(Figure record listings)

** BEGIN **

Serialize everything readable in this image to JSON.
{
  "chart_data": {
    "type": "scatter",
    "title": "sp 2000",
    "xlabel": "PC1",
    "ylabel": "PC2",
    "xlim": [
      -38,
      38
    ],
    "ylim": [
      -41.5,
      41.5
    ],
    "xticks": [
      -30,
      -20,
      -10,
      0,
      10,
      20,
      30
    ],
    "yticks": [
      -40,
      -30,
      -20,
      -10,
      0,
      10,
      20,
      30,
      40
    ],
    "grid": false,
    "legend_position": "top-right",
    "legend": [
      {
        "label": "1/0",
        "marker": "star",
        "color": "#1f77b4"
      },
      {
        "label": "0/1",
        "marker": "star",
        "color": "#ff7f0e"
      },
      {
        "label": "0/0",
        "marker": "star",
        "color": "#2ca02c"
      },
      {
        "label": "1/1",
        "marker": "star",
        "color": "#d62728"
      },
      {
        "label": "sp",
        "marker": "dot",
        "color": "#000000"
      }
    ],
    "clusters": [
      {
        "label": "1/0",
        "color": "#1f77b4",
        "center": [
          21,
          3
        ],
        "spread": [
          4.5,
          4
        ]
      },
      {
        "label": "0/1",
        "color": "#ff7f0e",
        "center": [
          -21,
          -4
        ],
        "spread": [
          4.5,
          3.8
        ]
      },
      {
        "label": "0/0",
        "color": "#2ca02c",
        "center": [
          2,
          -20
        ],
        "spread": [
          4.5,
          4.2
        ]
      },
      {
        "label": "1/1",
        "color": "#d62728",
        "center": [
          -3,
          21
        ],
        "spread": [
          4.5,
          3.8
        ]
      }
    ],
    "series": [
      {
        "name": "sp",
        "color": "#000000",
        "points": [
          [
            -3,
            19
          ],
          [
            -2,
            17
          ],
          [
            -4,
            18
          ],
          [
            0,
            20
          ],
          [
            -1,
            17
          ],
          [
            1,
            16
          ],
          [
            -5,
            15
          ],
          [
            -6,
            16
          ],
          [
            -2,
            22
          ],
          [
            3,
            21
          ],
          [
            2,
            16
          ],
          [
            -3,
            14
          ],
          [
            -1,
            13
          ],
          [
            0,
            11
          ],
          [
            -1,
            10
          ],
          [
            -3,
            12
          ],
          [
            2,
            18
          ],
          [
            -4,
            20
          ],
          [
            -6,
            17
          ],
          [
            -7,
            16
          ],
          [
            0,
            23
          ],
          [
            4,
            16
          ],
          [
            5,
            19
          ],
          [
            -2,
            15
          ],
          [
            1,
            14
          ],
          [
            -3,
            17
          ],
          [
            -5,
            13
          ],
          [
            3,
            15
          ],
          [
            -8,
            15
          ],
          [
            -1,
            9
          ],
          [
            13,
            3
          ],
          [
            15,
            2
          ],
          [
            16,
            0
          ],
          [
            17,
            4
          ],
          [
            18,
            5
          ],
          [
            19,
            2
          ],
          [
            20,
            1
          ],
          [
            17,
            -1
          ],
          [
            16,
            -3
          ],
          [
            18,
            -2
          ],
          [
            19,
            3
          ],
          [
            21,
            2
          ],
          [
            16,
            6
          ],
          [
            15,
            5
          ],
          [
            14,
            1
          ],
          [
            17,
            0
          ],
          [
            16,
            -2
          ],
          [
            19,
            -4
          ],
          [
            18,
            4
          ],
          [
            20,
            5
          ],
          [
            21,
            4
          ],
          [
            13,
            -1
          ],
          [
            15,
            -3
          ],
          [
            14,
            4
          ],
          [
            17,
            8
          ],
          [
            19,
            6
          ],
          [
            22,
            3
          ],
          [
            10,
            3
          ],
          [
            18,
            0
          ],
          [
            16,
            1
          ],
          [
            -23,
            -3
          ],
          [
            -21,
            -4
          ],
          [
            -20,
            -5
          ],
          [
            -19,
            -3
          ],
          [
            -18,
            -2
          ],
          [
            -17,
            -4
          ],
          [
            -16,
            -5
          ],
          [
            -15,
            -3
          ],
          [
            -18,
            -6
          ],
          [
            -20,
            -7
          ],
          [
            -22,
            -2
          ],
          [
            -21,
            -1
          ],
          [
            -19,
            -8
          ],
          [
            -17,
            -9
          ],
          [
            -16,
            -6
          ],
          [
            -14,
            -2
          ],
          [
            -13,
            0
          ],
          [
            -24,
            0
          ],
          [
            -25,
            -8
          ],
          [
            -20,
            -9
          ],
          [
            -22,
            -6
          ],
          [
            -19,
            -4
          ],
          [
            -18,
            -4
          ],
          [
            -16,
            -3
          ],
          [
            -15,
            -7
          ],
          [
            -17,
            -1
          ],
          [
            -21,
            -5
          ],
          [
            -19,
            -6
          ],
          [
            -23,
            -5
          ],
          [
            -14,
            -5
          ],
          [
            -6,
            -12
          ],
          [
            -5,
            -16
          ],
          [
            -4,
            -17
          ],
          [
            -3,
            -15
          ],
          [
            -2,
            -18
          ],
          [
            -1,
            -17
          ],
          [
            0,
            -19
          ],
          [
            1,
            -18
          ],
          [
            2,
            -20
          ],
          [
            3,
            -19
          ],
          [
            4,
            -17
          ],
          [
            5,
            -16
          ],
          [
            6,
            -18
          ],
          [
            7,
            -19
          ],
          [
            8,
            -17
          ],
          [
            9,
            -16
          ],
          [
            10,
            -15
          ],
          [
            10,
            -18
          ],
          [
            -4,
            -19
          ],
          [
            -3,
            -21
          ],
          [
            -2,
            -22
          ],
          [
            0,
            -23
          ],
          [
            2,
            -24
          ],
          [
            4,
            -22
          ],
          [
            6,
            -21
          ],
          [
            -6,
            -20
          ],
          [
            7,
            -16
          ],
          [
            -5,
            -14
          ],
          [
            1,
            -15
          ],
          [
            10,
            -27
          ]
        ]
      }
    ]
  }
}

** END **

Short task -> Search the data above for the string "color" and copy each line that has it.

Reply ->
        "color": "#1f77b4"
        "color": "#ff7f0e"
        "color": "#2ca02c"
        "color": "#d62728"
        "color": "#000000"
        "color": "#1f77b4",
        "color": "#ff7f0e",
        "color": "#2ca02c",
        "color": "#d62728",
        "color": "#000000",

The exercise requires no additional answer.